%%

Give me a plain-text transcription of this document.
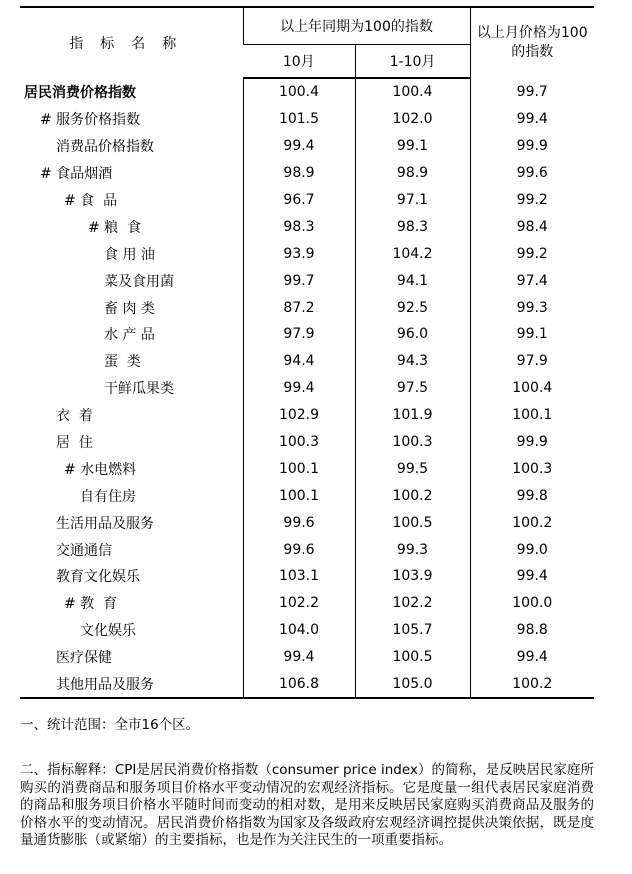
指标名称	以上年同期为100的指数		以上月价格为100的指数
	10月	1-10月	
居民消费价格指数	100.4	100.4	99.7
# 服务价格指数	101.5	102.0	99.4
消费品价格指数	99.4	99.1	99.9
# 食品烟酒	98.9	98.9	99.6
# 食  品	96.7	97.1	99.2
# 粮  食	98.3	98.3	98.4
食 用 油	93.9	104.2	99.2
菜及食用菌	99.7	94.1	97.4
畜 肉 类	87.2	92.5	99.3
水 产 品	97.9	96.0	99.1
蛋  类	94.4	94.3	97.9
干鲜瓜果类	99.4	97.5	100.4
衣  着	102.9	101.9	100.1
居  住	100.3	100.3	99.9
# 水电燃料	100.1	99.5	100.3
自有住房	100.1	100.2	99.8
生活用品及服务	99.6	100.5	100.2
交通通信	99.6	99.3	99.0
教育文化娱乐	103.1	103.9	99.4
# 教  育	102.2	102.2	100.0
文化娱乐	104.0	105.7	98.8
医疗保健	99.4	100.5	99.4
其他用品及服务	106.8	105.0	100.2

一、统计范围：全市16个区。

二、指标解释：CPI是居民消费价格指数（consumer price index）的简称，是反映居民家庭所购买的消费商品和服务项目价格水平变动情况的宏观经济指标。它是度量一组代表居民家庭消费的商品和服务项目价格水平随时间而变动的相对数，是用来反映居民家庭购买消费商品及服务的价格水平的变动情况。居民消费价格指数为国家及各级政府宏观经济调控提供决策依据，既是度量通货膨胀（或紧缩）的主要指标，也是作为关注民生的一项重要指标。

%%

**CHALLENGE**
Make an exact copy of all the material, but keep the pictures out of it.

**EXERCISE RESULT**
Give me a plain-text transcription of this document.
指标名称	以上年同期为100的指数		以上月价格为100的指数
	10月	1-10月	
居民消费价格指数	100.4	100.4	99.7
# 服务价格指数	101.5	102.0	99.4
消费品价格指数	99.4	99.1	99.9
# 食品烟酒	98.9	98.9	99.6
# 食  品	96.7	97.1	99.2
# 粮  食	98.3	98.3	98.4
食 用 油	93.9	104.2	99.2
菜及食用菌	99.7	94.1	97.4
畜 肉 类	87.2	92.5	99.3
水 产 品	97.9	96.0	99.1
蛋  类	94.4	94.3	97.9
干鲜瓜果类	99.4	97.5	100.4
衣  着	102.9	101.9	100.1
居  住	100.3	100.3	99.9
# 水电燃料	100.1	99.5	100.3
自有住房	100.1	100.2	99.8
生活用品及服务	99.6	100.5	100.2
交通通信	99.6	99.3	99.0
教育文化娱乐	103.1	103.9	99.4
# 教  育	102.2	102.2	100.0
文化娱乐	104.0	105.7	98.8
医疗保健	99.4	100.5	99.4
其他用品及服务	106.8	105.0	100.2

一、统计范围：全市16个区。

二、指标解释：CPI是居民消费价格指数（consumer price index）的简称，是反映居民家庭所购买的消费商品和服务项目价格水平变动情况的宏观经济指标。它是度量一组代表居民家庭消费的商品和服务项目价格水平随时间而变动的相对数，是用来反映居民家庭购买消费商品及服务的价格水平的变动情况。居民消费价格指数为国家及各级政府宏观经济调控提供决策依据，既是度量通货膨胀（或紧缩）的主要指标，也是作为关注民生的一项重要指标。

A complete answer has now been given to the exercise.